→ **What to produce**
Rewrite the data as a Markdown table with the columns "Row" and "Entry", from the first line of the data through the line containing "bar-predicted-28 <box>746 288 755 542</box>". Number each line in "Row", put its text in "Entry", and leave out blank lines.

→ **Information provided**
○ ○ ○ ○ ○

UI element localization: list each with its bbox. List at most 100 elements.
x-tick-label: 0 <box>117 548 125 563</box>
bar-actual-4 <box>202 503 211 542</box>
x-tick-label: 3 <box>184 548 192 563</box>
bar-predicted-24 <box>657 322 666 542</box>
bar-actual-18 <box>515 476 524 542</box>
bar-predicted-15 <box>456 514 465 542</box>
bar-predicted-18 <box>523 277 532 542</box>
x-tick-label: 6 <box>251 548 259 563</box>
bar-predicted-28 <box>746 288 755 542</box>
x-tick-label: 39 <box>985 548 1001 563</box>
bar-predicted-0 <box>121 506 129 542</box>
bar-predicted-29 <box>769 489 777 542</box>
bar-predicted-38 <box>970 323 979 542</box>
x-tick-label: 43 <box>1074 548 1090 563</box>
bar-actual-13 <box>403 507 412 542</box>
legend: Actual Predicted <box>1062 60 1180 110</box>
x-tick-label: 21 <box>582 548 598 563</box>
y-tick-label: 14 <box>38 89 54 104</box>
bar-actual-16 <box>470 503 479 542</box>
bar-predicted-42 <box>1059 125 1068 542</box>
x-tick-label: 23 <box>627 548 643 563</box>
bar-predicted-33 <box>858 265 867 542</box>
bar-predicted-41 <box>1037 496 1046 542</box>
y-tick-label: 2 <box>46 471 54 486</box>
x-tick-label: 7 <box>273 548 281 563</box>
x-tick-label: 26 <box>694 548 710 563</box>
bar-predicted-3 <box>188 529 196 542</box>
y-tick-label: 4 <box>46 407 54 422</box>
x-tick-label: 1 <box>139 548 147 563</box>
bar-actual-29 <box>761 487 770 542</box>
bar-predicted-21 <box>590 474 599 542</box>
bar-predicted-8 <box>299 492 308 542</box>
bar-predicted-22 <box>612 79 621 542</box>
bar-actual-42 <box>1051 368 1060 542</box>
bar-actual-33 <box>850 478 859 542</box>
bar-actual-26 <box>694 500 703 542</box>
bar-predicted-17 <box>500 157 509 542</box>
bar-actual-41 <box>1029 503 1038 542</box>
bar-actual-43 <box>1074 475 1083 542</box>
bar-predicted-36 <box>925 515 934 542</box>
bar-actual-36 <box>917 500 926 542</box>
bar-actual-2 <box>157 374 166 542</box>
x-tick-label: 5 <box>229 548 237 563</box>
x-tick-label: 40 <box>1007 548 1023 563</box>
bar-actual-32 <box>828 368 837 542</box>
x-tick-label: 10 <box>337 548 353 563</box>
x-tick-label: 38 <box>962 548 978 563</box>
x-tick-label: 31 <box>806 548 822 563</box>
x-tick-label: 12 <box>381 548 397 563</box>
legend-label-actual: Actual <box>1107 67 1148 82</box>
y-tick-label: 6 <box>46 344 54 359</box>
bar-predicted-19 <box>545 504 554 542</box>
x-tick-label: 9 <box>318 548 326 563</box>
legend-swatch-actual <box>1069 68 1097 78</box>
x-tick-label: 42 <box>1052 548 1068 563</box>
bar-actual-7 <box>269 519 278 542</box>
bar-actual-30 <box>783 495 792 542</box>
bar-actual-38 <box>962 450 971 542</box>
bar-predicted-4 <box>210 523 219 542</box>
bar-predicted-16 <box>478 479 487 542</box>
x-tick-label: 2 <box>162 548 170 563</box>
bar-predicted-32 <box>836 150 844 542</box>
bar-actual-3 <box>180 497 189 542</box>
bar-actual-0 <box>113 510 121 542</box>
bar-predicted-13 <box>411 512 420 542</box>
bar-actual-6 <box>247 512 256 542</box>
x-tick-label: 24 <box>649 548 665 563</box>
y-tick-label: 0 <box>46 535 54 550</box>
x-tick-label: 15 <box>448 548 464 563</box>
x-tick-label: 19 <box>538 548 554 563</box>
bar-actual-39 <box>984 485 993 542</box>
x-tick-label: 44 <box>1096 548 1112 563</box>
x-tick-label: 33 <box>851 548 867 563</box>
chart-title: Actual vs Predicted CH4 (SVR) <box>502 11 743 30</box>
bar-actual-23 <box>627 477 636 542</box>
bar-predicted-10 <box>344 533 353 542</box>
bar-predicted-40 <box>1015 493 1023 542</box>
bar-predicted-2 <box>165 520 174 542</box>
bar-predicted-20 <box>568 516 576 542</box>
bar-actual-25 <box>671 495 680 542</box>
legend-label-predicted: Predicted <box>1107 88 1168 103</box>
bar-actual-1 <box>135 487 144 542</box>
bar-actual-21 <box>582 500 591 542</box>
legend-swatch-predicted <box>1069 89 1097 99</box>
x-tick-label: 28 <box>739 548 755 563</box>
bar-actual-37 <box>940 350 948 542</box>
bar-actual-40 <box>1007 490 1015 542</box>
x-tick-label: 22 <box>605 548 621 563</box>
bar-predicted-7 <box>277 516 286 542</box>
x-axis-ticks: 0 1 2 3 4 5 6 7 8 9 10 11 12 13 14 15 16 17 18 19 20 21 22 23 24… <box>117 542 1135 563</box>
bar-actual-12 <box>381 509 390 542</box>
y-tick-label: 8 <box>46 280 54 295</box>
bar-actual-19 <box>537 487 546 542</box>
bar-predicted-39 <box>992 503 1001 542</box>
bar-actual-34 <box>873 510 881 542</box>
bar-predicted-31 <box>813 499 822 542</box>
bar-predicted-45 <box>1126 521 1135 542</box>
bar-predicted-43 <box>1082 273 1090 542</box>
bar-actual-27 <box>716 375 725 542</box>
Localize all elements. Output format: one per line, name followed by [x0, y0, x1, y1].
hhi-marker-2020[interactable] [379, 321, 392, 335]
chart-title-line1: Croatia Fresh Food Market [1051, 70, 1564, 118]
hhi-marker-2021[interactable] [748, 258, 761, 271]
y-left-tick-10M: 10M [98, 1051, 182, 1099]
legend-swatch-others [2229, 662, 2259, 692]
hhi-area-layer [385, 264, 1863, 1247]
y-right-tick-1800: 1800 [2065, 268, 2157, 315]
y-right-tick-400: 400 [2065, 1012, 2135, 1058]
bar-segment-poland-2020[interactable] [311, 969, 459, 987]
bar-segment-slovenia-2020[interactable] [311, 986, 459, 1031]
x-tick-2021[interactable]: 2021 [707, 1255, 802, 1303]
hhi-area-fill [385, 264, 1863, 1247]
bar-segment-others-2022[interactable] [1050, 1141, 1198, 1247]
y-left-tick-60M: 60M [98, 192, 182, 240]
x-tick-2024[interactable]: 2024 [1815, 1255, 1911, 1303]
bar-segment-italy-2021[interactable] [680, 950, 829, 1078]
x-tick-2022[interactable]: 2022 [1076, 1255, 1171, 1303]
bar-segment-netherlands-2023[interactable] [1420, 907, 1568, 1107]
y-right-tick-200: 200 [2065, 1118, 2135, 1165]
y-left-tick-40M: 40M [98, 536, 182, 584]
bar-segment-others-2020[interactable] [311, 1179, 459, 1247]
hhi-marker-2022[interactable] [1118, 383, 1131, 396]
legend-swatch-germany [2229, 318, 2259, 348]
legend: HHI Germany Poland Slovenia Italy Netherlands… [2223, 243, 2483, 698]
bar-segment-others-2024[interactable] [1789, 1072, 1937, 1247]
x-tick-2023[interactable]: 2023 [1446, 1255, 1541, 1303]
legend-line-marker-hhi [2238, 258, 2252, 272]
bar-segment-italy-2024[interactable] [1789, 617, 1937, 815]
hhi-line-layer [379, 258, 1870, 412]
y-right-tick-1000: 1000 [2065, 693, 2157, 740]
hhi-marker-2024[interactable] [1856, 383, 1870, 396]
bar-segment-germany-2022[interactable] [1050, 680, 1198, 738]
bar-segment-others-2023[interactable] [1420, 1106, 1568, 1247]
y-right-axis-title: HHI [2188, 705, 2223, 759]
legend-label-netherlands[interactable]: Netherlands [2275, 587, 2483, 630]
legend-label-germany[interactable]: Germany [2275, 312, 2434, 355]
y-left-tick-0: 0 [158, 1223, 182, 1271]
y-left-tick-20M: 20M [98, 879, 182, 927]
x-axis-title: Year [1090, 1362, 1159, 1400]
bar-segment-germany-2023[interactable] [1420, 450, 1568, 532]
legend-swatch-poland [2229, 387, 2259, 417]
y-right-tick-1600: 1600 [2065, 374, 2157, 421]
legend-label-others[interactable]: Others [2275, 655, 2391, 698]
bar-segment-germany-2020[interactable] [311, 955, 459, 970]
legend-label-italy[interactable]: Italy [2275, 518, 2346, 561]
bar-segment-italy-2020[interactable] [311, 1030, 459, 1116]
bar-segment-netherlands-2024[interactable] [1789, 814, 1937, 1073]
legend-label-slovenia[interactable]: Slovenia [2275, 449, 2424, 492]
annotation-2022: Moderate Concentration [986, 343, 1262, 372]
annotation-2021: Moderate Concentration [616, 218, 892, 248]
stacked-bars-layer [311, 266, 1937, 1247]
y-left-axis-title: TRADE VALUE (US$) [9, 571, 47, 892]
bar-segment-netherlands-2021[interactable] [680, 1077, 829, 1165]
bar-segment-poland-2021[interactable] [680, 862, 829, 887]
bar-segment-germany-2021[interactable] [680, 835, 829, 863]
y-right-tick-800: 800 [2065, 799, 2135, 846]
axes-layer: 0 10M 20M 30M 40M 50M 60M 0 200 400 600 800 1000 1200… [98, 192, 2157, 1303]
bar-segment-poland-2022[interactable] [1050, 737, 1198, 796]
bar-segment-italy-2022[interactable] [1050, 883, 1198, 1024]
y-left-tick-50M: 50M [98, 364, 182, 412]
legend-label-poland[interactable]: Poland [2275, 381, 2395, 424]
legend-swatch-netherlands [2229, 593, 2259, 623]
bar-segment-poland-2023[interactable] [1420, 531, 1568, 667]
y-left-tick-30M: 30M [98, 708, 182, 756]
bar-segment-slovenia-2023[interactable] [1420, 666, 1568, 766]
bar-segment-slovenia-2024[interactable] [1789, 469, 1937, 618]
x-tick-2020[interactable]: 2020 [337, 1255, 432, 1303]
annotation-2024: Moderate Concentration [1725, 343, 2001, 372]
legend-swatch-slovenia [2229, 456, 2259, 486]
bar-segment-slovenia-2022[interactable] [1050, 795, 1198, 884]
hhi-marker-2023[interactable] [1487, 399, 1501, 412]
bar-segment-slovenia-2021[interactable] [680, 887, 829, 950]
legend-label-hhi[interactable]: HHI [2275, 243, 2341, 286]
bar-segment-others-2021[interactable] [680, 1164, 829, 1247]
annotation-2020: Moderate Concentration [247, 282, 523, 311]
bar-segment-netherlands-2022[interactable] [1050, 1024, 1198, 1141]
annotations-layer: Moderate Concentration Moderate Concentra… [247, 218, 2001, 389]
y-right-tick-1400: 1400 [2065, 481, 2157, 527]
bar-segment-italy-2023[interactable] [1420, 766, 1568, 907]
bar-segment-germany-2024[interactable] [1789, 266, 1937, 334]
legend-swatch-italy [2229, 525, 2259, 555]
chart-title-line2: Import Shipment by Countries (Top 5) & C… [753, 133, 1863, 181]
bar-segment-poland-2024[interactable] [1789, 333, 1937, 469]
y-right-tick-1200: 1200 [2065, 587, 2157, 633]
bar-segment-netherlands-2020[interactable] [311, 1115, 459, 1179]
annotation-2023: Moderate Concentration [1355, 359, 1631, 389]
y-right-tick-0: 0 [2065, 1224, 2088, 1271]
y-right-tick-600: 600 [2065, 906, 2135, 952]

○ ○ ○ ○ ○

→ **Output of the task**
| Row | Entry |
|---|---|
| 1 | UI element localization: list each with its bbox. List at most 100 elements. |
| 2 | x-tick-label: 0 <box>117 548 125 563</box> |
| 3 | bar-actual-4 <box>202 503 211 542</box> |
| 4 | x-tick-label: 3 <box>184 548 192 563</box> |
| 5 | bar-predicted-24 <box>657 322 666 542</box> |
| 6 | bar-actual-18 <box>515 476 524 542</box> |
| 7 | bar-predicted-15 <box>456 514 465 542</box> |
| 8 | bar-predicted-18 <box>523 277 532 542</box> |
| 9 | x-tick-label: 6 <box>251 548 259 563</box> |
| 10 | bar-predicted-28 <box>746 288 755 542</box> |